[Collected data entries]
**********

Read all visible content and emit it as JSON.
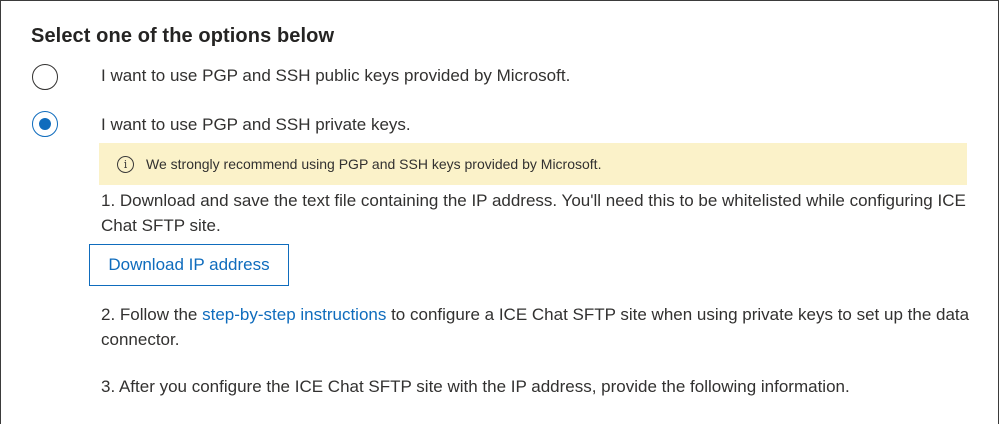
{
  "section": {
    "heading": "Select one of the options below"
  },
  "options": [
    {
      "label": "I want to use PGP and SSH public keys provided by Microsoft.",
      "checked": false
    },
    {
      "label": "I want to use PGP and SSH private keys.",
      "checked": true
    }
  ],
  "banner": {
    "icon": "info-icon",
    "text": "We strongly recommend using PGP and SSH keys provided by Microsoft."
  },
  "steps": {
    "step1": "1. Download and save the text file containing the IP address. You'll need this to be whitelisted while configuring ICE Chat SFTP site.",
    "download_button": "Download IP address",
    "step2_prefix": "2. Follow the ",
    "step2_link": "step-by-step instructions",
    "step2_suffix": " to configure a ICE Chat SFTP site when using private keys to set up the data connector.",
    "step3": "3. After you configure the ICE Chat SFTP site with the IP address, provide the following information."
  },
  "colors": {
    "accent": "#0f6cbd",
    "banner_bg": "#fbf2c9"
  }
}
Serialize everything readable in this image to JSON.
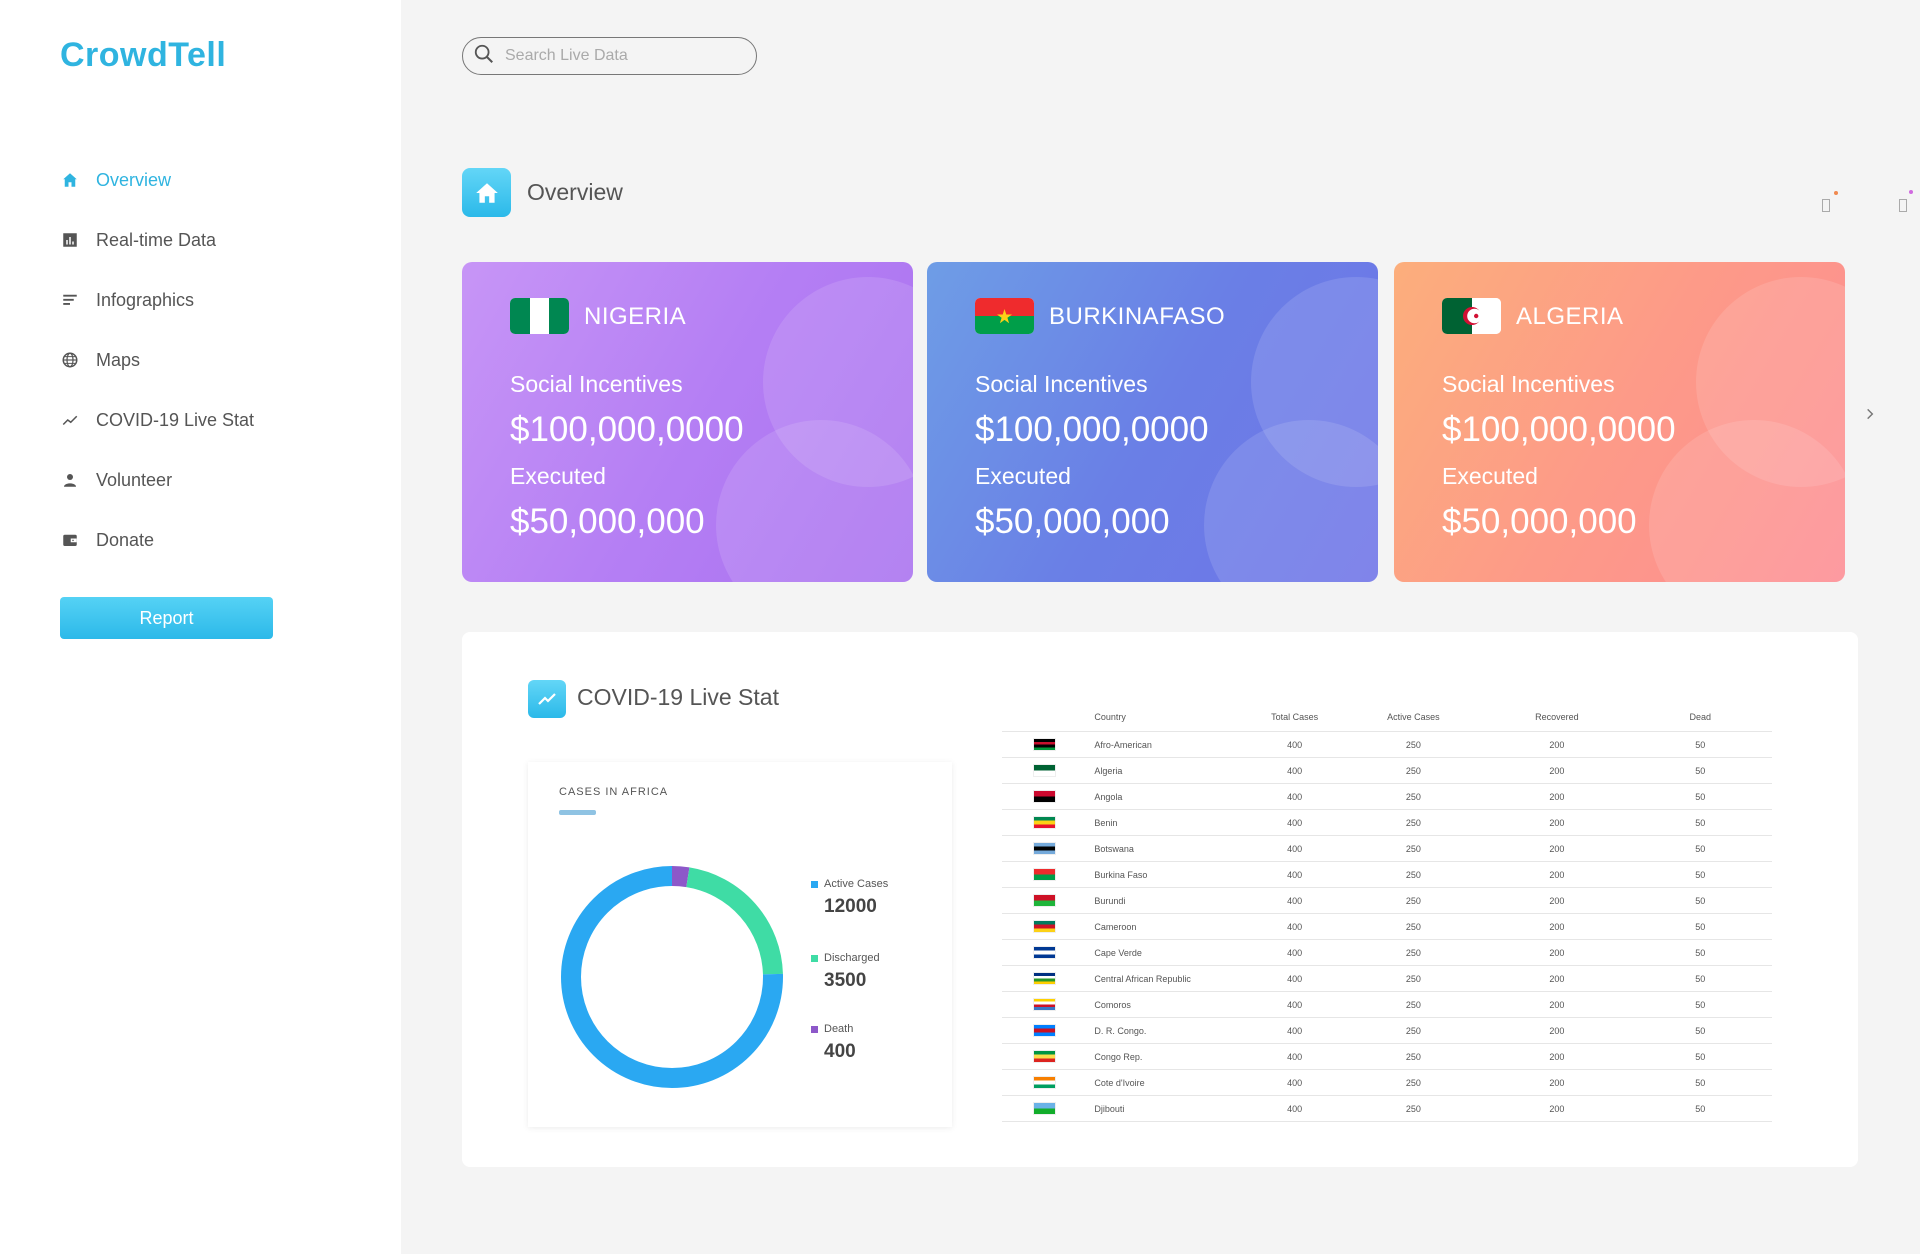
{
  "app": {
    "name": "CrowdTell"
  },
  "sidebar": {
    "items": [
      {
        "label": "Overview",
        "icon": "home-icon",
        "active": true
      },
      {
        "label": "Real-time Data",
        "icon": "bar-chart-icon"
      },
      {
        "label": "Infographics",
        "icon": "lines-icon"
      },
      {
        "label": "Maps",
        "icon": "globe-icon"
      },
      {
        "label": "COVID-19 Live Stat",
        "icon": "trend-icon"
      },
      {
        "label": "Volunteer",
        "icon": "person-icon"
      },
      {
        "label": "Donate",
        "icon": "wallet-icon"
      }
    ],
    "report_label": "Report"
  },
  "search": {
    "placeholder": "Search Live Data"
  },
  "overview": {
    "title": "Overview"
  },
  "cards": [
    {
      "country": "NIGERIA",
      "label1": "Social Incentives",
      "amount1": "$100,000,0000",
      "label2": "Executed",
      "amount2": "$50,000,000"
    },
    {
      "country": "BURKINAFASO",
      "label1": "Social Incentives",
      "amount1": "$100,000,0000",
      "label2": "Executed",
      "amount2": "$50,000,000"
    },
    {
      "country": "ALGERIA",
      "label1": "Social Incentives",
      "amount1": "$100,000,0000",
      "label2": "Executed",
      "amount2": "$50,000,000"
    }
  ],
  "stat": {
    "title": "COVID-19 Live Stat",
    "donut_title": "CASES IN AFRICA",
    "legend": [
      {
        "label": "Active Cases",
        "value": "12000",
        "color": "#2aa8f2"
      },
      {
        "label": "Discharged",
        "value": "3500",
        "color": "#3fdca5"
      },
      {
        "label": "Death",
        "value": "400",
        "color": "#8d58c9"
      }
    ]
  },
  "chart_data": {
    "type": "pie",
    "title": "CASES IN AFRICA",
    "categories": [
      "Active Cases",
      "Discharged",
      "Death"
    ],
    "values": [
      12000,
      3500,
      400
    ],
    "colors": [
      "#2aa8f2",
      "#3fdca5",
      "#8d58c9"
    ]
  },
  "table": {
    "headers": [
      "Country",
      "Total Cases",
      "Active Cases",
      "Recovered",
      "Dead"
    ],
    "rows": [
      {
        "country": "Afro-American",
        "total": "400",
        "active": "250",
        "recovered": "200",
        "dead": "50",
        "flag": [
          "#000000",
          "#c8102e",
          "#000000",
          "#009639"
        ]
      },
      {
        "country": "Algeria",
        "total": "400",
        "active": "250",
        "recovered": "200",
        "dead": "50",
        "flag": [
          "#006233",
          "#ffffff"
        ]
      },
      {
        "country": "Angola",
        "total": "400",
        "active": "250",
        "recovered": "200",
        "dead": "50",
        "flag": [
          "#cc092f",
          "#000000"
        ]
      },
      {
        "country": "Benin",
        "total": "400",
        "active": "250",
        "recovered": "200",
        "dead": "50",
        "flag": [
          "#008751",
          "#fcd116",
          "#e8112d"
        ]
      },
      {
        "country": "Botswana",
        "total": "400",
        "active": "250",
        "recovered": "200",
        "dead": "50",
        "flag": [
          "#75aadb",
          "#000000",
          "#75aadb"
        ]
      },
      {
        "country": "Burkina Faso",
        "total": "400",
        "active": "250",
        "recovered": "200",
        "dead": "50",
        "flag": [
          "#ef2b2d",
          "#009e49"
        ]
      },
      {
        "country": "Burundi",
        "total": "400",
        "active": "250",
        "recovered": "200",
        "dead": "50",
        "flag": [
          "#ce1126",
          "#1eb53a"
        ]
      },
      {
        "country": "Cameroon",
        "total": "400",
        "active": "250",
        "recovered": "200",
        "dead": "50",
        "flag": [
          "#007a5e",
          "#ce1126",
          "#fcd116"
        ]
      },
      {
        "country": "Cape Verde",
        "total": "400",
        "active": "250",
        "recovered": "200",
        "dead": "50",
        "flag": [
          "#003893",
          "#ffffff",
          "#003893"
        ]
      },
      {
        "country": "Central African Republic",
        "total": "400",
        "active": "250",
        "recovered": "200",
        "dead": "50",
        "flag": [
          "#003082",
          "#ffffff",
          "#289728",
          "#ffce00"
        ]
      },
      {
        "country": "Comoros",
        "total": "400",
        "active": "250",
        "recovered": "200",
        "dead": "50",
        "flag": [
          "#ffd100",
          "#ffffff",
          "#ce1126",
          "#3a75c4"
        ]
      },
      {
        "country": "D. R. Congo.",
        "total": "400",
        "active": "250",
        "recovered": "200",
        "dead": "50",
        "flag": [
          "#007fff",
          "#ce1021",
          "#007fff"
        ]
      },
      {
        "country": "Congo Rep.",
        "total": "400",
        "active": "250",
        "recovered": "200",
        "dead": "50",
        "flag": [
          "#009543",
          "#fbde4a",
          "#dc241f"
        ]
      },
      {
        "country": "Cote d'Ivoire",
        "total": "400",
        "active": "250",
        "recovered": "200",
        "dead": "50",
        "flag": [
          "#f77f00",
          "#ffffff",
          "#009e60"
        ]
      },
      {
        "country": "Djibouti",
        "total": "400",
        "active": "250",
        "recovered": "200",
        "dead": "50",
        "flag": [
          "#6ab2e7",
          "#12ad2b"
        ]
      }
    ]
  }
}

**********

▸ **SET PROBLEM**:
Repeat each entry exactly as given; no pictures belong in the copy.

▸ **RESPONSE TO THIS TASK**:
Read all visible content and emit it as JSON.
{
  "section": {
    "heading": "Select one of the options below"
  },
  "options": [
    {
      "label": "I want to use PGP and SSH public keys provided by Microsoft.",
      "checked": false
    },
    {
      "label": "I want to use PGP and SSH private keys.",
      "checked": true
    }
  ],
  "banner": {
    "icon": "info-icon",
    "text": "We strongly recommend using PGP and SSH keys provided by Microsoft."
  },
  "steps": {
    "step1": "1. Download and save the text file containing the IP address. You'll need this to be whitelisted while configuring ICE Chat SFTP site.",
    "download_button": "Download IP address",
    "step2_prefix": "2. Follow the ",
    "step2_link": "step-by-step instructions",
    "step2_suffix": " to configure a ICE Chat SFTP site when using private keys to set up the data connector.",
    "step3": "3. After you configure the ICE Chat SFTP site with the IP address, provide the following information."
  },
  "colors": {
    "accent": "#0f6cbd",
    "banner_bg": "#fbf2c9"
  }
}
Serialize everything readable in this image to JSON.
{
  "app": {
    "name": "CrowdTell"
  },
  "sidebar": {
    "items": [
      {
        "label": "Overview",
        "icon": "home-icon",
        "active": true
      },
      {
        "label": "Real-time Data",
        "icon": "bar-chart-icon"
      },
      {
        "label": "Infographics",
        "icon": "lines-icon"
      },
      {
        "label": "Maps",
        "icon": "globe-icon"
      },
      {
        "label": "COVID-19 Live Stat",
        "icon": "trend-icon"
      },
      {
        "label": "Volunteer",
        "icon": "person-icon"
      },
      {
        "label": "Donate",
        "icon": "wallet-icon"
      }
    ],
    "report_label": "Report"
  },
  "search": {
    "placeholder": "Search Live Data"
  },
  "overview": {
    "title": "Overview"
  },
  "cards": [
    {
      "country": "NIGERIA",
      "label1": "Social Incentives",
      "amount1": "$100,000,0000",
      "label2": "Executed",
      "amount2": "$50,000,000"
    },
    {
      "country": "BURKINAFASO",
      "label1": "Social Incentives",
      "amount1": "$100,000,0000",
      "label2": "Executed",
      "amount2": "$50,000,000"
    },
    {
      "country": "ALGERIA",
      "label1": "Social Incentives",
      "amount1": "$100,000,0000",
      "label2": "Executed",
      "amount2": "$50,000,000"
    }
  ],
  "stat": {
    "title": "COVID-19 Live Stat",
    "donut_title": "CASES IN AFRICA",
    "legend": [
      {
        "label": "Active Cases",
        "value": "12000",
        "color": "#2aa8f2"
      },
      {
        "label": "Discharged",
        "value": "3500",
        "color": "#3fdca5"
      },
      {
        "label": "Death",
        "value": "400",
        "color": "#8d58c9"
      }
    ]
  },
  "chart_data": {
    "type": "pie",
    "title": "CASES IN AFRICA",
    "categories": [
      "Active Cases",
      "Discharged",
      "Death"
    ],
    "values": [
      12000,
      3500,
      400
    ],
    "colors": [
      "#2aa8f2",
      "#3fdca5",
      "#8d58c9"
    ]
  },
  "table": {
    "headers": [
      "Country",
      "Total Cases",
      "Active Cases",
      "Recovered",
      "Dead"
    ],
    "rows": [
      {
        "country": "Afro-American",
        "total": "400",
        "active": "250",
        "recovered": "200",
        "dead": "50",
        "flag": [
          "#000000",
          "#c8102e",
          "#000000",
          "#009639"
        ]
      },
      {
        "country": "Algeria",
        "total": "400",
        "active": "250",
        "recovered": "200",
        "dead": "50",
        "flag": [
          "#006233",
          "#ffffff"
        ]
      },
      {
        "country": "Angola",
        "total": "400",
        "active": "250",
        "recovered": "200",
        "dead": "50",
        "flag": [
          "#cc092f",
          "#000000"
        ]
      },
      {
        "country": "Benin",
        "total": "400",
        "active": "250",
        "recovered": "200",
        "dead": "50",
        "flag": [
          "#008751",
          "#fcd116",
          "#e8112d"
        ]
      },
      {
        "country": "Botswana",
        "total": "400",
        "active": "250",
        "recovered": "200",
        "dead": "50",
        "flag": [
          "#75aadb",
          "#000000",
          "#75aadb"
        ]
      },
      {
        "country": "Burkina Faso",
        "total": "400",
        "active": "250",
        "recovered": "200",
        "dead": "50",
        "flag": [
          "#ef2b2d",
          "#009e49"
        ]
      },
      {
        "country": "Burundi",
        "total": "400",
        "active": "250",
        "recovered": "200",
        "dead": "50",
        "flag": [
          "#ce1126",
          "#1eb53a"
        ]
      },
      {
        "country": "Cameroon",
        "total": "400",
        "active": "250",
        "recovered": "200",
        "dead": "50",
        "flag": [
          "#007a5e",
          "#ce1126",
          "#fcd116"
        ]
      },
      {
        "country": "Cape Verde",
        "total": "400",
        "active": "250",
        "recovered": "200",
        "dead": "50",
        "flag": [
          "#003893",
          "#ffffff",
          "#003893"
        ]
      },
      {
        "country": "Central African Republic",
        "total": "400",
        "active": "250",
        "recovered": "200",
        "dead": "50",
        "flag": [
          "#003082",
          "#ffffff",
          "#289728",
          "#ffce00"
        ]
      },
      {
        "country": "Comoros",
        "total": "400",
        "active": "250",
        "recovered": "200",
        "dead": "50",
        "flag": [
          "#ffd100",
          "#ffffff",
          "#ce1126",
          "#3a75c4"
        ]
      },
      {
        "country": "D. R. Congo.",
        "total": "400",
        "active": "250",
        "recovered": "200",
        "dead": "50",
        "flag": [
          "#007fff",
          "#ce1021",
          "#007fff"
        ]
      },
      {
        "country": "Congo Rep.",
        "total": "400",
        "active": "250",
        "recovered": "200",
        "dead": "50",
        "flag": [
          "#009543",
          "#fbde4a",
          "#dc241f"
        ]
      },
      {
        "country": "Cote d'Ivoire",
        "total": "400",
        "active": "250",
        "recovered": "200",
        "dead": "50",
        "flag": [
          "#f77f00",
          "#ffffff",
          "#009e60"
        ]
      },
      {
        "country": "Djibouti",
        "total": "400",
        "active": "250",
        "recovered": "200",
        "dead": "50",
        "flag": [
          "#6ab2e7",
          "#12ad2b"
        ]
      }
    ]
  }
}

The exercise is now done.